(Saved entries)
[Start]

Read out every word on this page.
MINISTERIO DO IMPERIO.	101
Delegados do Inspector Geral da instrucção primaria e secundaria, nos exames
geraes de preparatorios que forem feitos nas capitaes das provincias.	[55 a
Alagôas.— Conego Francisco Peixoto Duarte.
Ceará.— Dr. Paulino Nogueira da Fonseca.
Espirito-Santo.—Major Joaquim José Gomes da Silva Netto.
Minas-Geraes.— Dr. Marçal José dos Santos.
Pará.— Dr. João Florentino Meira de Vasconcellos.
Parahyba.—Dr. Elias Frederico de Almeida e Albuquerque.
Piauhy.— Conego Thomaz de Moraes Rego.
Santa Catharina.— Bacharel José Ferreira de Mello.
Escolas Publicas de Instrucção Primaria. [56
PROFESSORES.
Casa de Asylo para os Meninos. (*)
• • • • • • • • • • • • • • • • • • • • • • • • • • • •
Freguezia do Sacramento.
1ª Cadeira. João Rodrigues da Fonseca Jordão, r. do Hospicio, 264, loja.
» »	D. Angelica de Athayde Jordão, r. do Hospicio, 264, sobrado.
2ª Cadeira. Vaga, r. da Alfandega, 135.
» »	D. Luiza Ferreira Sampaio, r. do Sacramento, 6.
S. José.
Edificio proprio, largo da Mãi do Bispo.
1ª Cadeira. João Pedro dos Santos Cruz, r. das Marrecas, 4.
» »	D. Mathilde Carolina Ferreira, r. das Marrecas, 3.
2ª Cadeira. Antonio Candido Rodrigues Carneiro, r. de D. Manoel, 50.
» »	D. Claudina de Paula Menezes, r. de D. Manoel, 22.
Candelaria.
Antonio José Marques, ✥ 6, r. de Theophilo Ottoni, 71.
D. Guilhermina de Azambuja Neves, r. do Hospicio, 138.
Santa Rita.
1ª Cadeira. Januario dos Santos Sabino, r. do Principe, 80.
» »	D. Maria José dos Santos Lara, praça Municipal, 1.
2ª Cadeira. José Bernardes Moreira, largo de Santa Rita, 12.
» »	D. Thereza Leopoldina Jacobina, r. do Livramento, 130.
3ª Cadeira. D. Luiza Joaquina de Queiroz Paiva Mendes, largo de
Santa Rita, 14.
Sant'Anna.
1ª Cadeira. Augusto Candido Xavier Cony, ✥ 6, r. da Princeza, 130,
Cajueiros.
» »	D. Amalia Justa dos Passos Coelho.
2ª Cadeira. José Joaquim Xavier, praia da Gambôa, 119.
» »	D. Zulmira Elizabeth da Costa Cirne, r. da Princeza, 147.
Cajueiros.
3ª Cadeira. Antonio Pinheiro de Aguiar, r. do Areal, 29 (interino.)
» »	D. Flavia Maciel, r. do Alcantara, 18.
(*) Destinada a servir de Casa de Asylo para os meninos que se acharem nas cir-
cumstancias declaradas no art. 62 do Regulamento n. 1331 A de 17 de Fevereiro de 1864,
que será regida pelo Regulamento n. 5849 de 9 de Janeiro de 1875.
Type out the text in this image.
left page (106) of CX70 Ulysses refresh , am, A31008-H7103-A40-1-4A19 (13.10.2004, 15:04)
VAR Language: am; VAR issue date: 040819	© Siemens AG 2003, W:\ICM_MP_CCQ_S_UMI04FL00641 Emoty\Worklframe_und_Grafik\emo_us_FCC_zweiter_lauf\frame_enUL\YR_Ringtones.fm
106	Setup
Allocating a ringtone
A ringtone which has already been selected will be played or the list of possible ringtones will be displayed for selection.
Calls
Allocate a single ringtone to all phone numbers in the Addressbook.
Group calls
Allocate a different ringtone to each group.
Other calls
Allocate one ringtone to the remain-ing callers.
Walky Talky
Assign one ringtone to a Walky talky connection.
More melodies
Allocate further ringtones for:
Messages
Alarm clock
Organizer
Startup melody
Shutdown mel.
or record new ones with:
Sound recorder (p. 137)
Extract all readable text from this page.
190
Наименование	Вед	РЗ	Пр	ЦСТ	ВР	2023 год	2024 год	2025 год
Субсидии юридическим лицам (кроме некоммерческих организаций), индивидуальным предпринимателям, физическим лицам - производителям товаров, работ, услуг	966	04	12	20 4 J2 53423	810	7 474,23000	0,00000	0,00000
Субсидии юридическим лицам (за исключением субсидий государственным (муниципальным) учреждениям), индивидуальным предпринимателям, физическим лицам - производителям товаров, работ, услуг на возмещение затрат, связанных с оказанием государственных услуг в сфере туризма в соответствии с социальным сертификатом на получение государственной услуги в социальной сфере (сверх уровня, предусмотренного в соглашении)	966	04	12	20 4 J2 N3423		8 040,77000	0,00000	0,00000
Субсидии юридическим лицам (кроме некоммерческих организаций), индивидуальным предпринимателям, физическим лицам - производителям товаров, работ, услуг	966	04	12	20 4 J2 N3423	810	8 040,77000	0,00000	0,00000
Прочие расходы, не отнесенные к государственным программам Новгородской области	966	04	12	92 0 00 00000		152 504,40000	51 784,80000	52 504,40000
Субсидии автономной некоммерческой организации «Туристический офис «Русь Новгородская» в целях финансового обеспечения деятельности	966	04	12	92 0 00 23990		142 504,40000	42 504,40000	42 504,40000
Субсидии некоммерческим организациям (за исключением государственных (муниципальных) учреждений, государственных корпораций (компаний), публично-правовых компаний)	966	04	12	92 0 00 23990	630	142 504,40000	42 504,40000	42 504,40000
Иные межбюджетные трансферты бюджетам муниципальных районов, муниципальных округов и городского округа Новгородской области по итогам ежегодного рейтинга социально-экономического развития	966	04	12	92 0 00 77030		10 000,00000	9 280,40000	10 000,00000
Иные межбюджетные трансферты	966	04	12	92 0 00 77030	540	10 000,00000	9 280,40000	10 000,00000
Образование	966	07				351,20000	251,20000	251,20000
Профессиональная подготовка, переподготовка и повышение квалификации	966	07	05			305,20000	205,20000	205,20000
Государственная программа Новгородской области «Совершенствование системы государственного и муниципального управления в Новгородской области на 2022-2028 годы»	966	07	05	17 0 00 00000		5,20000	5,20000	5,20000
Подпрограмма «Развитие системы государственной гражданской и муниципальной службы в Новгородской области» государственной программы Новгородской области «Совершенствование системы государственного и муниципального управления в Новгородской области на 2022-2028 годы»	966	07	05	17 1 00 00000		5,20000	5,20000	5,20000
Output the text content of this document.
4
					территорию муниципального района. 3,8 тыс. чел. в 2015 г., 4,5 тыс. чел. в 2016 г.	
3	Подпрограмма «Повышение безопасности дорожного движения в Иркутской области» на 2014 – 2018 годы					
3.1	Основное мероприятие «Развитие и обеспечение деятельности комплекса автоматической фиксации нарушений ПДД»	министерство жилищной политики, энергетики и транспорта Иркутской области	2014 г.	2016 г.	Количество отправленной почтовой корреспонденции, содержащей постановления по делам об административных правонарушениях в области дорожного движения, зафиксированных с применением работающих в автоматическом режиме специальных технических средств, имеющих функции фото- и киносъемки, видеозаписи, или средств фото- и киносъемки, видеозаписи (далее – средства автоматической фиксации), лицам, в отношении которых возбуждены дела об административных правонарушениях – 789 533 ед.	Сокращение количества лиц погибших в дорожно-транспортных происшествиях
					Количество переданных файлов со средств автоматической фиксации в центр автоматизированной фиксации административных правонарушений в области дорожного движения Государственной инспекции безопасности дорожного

[End]

Look over the material above and show each line where "Иные" appears.

▸ The reply:
Иные межбюджетные трансферты бюджетам муниципальных районов, муниципальных округов и городского округа Новгородской области по итогам ежегодного рейтинга социально-экономического развития	966	04	12	92 0 00 77030		10 000,00000	9 280,40000	10 000,00000
Иные межбюджетные трансферты	966	04	12	92 0 00 77030	540	10 000,00000	9 280,40000	10 000,00000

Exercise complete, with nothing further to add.